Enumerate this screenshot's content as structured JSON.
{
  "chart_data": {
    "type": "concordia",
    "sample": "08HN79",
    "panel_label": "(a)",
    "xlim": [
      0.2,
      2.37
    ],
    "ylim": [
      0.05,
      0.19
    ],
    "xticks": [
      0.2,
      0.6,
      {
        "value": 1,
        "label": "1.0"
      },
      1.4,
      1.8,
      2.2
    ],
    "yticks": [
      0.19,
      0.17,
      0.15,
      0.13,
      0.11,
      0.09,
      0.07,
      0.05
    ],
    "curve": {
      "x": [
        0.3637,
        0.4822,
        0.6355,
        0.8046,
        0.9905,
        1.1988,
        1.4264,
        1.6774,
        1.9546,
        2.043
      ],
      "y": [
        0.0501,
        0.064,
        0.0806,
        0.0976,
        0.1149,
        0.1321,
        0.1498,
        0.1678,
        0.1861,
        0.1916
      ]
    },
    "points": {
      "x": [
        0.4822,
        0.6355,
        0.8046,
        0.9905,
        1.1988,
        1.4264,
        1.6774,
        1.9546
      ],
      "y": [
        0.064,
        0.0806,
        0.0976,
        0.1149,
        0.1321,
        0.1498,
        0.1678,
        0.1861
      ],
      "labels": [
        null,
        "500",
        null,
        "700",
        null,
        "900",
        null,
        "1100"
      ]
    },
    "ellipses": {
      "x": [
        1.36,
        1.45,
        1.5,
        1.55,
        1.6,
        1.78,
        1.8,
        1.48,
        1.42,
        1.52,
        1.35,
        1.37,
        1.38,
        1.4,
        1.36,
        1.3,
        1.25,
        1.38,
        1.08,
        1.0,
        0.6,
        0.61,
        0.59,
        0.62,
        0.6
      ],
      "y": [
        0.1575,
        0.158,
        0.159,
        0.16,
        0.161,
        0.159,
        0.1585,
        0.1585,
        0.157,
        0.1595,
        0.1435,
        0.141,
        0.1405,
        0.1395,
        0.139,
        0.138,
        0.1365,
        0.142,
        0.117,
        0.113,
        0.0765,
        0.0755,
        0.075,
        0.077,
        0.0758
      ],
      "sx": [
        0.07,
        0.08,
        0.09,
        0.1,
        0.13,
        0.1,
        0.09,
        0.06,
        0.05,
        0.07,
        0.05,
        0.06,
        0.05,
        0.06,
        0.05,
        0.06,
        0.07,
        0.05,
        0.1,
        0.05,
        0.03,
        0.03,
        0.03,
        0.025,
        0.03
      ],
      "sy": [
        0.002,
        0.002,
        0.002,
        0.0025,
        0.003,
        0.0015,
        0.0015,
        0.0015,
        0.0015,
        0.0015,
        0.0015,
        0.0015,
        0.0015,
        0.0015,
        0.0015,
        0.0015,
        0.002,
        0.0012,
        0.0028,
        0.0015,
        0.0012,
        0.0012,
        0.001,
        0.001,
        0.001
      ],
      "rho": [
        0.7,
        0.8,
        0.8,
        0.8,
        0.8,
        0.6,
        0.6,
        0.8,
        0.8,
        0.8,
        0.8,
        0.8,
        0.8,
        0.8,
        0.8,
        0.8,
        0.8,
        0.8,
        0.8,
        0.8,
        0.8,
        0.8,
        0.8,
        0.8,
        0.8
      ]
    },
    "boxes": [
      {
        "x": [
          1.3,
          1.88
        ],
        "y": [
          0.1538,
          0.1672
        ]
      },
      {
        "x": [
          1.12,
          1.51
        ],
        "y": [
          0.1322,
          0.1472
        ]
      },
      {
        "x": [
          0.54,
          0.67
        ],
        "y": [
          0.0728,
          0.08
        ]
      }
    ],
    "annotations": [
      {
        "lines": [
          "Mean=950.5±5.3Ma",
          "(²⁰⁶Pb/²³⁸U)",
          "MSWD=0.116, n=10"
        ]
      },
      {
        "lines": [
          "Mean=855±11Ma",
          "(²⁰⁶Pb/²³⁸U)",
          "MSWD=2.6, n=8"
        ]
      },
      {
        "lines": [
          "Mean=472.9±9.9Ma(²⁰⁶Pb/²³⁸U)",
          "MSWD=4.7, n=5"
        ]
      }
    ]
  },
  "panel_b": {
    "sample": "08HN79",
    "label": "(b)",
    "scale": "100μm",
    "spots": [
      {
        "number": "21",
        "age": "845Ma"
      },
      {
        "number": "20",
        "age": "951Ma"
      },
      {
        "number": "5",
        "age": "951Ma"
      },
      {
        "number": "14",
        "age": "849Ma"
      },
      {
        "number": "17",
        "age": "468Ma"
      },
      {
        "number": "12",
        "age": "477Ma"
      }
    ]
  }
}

■ Requirement ■
The records above should be returned exactly.

■ Problem solution ■
Enumerate this screenshot's content as structured JSON.
{
  "chart_data": {
    "type": "concordia",
    "sample": "08HN79",
    "panel_label": "(a)",
    "xlim": [
      0.2,
      2.37
    ],
    "ylim": [
      0.05,
      0.19
    ],
    "xticks": [
      0.2,
      0.6,
      {
        "value": 1,
        "label": "1.0"
      },
      1.4,
      1.8,
      2.2
    ],
    "yticks": [
      0.19,
      0.17,
      0.15,
      0.13,
      0.11,
      0.09,
      0.07,
      0.05
    ],
    "curve": {
      "x": [
        0.3637,
        0.4822,
        0.6355,
        0.8046,
        0.9905,
        1.1988,
        1.4264,
        1.6774,
        1.9546,
        2.043
      ],
      "y": [
        0.0501,
        0.064,
        0.0806,
        0.0976,
        0.1149,
        0.1321,
        0.1498,
        0.1678,
        0.1861,
        0.1916
      ]
    },
    "points": {
      "x": [
        0.4822,
        0.6355,
        0.8046,
        0.9905,
        1.1988,
        1.4264,
        1.6774,
        1.9546
      ],
      "y": [
        0.064,
        0.0806,
        0.0976,
        0.1149,
        0.1321,
        0.1498,
        0.1678,
        0.1861
      ],
      "labels": [
        null,
        "500",
        null,
        "700",
        null,
        "900",
        null,
        "1100"
      ]
    },
    "ellipses": {
      "x": [
        1.36,
        1.45,
        1.5,
        1.55,
        1.6,
        1.78,
        1.8,
        1.48,
        1.42,
        1.52,
        1.35,
        1.37,
        1.38,
        1.4,
        1.36,
        1.3,
        1.25,
        1.38,
        1.08,
        1.0,
        0.6,
        0.61,
        0.59,
        0.62,
        0.6
      ],
      "y": [
        0.1575,
        0.158,
        0.159,
        0.16,
        0.161,
        0.159,
        0.1585,
        0.1585,
        0.157,
        0.1595,
        0.1435,
        0.141,
        0.1405,
        0.1395,
        0.139,
        0.138,
        0.1365,
        0.142,
        0.117,
        0.113,
        0.0765,
        0.0755,
        0.075,
        0.077,
        0.0758
      ],
      "sx": [
        0.07,
        0.08,
        0.09,
        0.1,
        0.13,
        0.1,
        0.09,
        0.06,
        0.05,
        0.07,
        0.05,
        0.06,
        0.05,
        0.06,
        0.05,
        0.06,
        0.07,
        0.05,
        0.1,
        0.05,
        0.03,
        0.03,
        0.03,
        0.025,
        0.03
      ],
      "sy": [
        0.002,
        0.002,
        0.002,
        0.0025,
        0.003,
        0.0015,
        0.0015,
        0.0015,
        0.0015,
        0.0015,
        0.0015,
        0.0015,
        0.0015,
        0.0015,
        0.0015,
        0.0015,
        0.002,
        0.0012,
        0.0028,
        0.0015,
        0.0012,
        0.0012,
        0.001,
        0.001,
        0.001
      ],
      "rho": [
        0.7,
        0.8,
        0.8,
        0.8,
        0.8,
        0.6,
        0.6,
        0.8,
        0.8,
        0.8,
        0.8,
        0.8,
        0.8,
        0.8,
        0.8,
        0.8,
        0.8,
        0.8,
        0.8,
        0.8,
        0.8,
        0.8,
        0.8,
        0.8,
        0.8
      ]
    },
    "boxes": [
      {
        "x": [
          1.3,
          1.88
        ],
        "y": [
          0.1538,
          0.1672
        ]
      },
      {
        "x": [
          1.12,
          1.51
        ],
        "y": [
          0.1322,
          0.1472
        ]
      },
      {
        "x": [
          0.54,
          0.67
        ],
        "y": [
          0.0728,
          0.08
        ]
      }
    ],
    "annotations": [
      {
        "lines": [
          "Mean=950.5±5.3Ma",
          "(²⁰⁶Pb/²³⁸U)",
          "MSWD=0.116, n=10"
        ]
      },
      {
        "lines": [
          "Mean=855±11Ma",
          "(²⁰⁶Pb/²³⁸U)",
          "MSWD=2.6, n=8"
        ]
      },
      {
        "lines": [
          "Mean=472.9±9.9Ma(²⁰⁶Pb/²³⁸U)",
          "MSWD=4.7, n=5"
        ]
      }
    ]
  },
  "panel_b": {
    "sample": "08HN79",
    "label": "(b)",
    "scale": "100μm",
    "spots": [
      {
        "number": "21",
        "age": "845Ma"
      },
      {
        "number": "20",
        "age": "951Ma"
      },
      {
        "number": "5",
        "age": "951Ma"
      },
      {
        "number": "14",
        "age": "849Ma"
      },
      {
        "number": "17",
        "age": "468Ma"
      },
      {
        "number": "12",
        "age": "477Ma"
      }
    ]
  }
}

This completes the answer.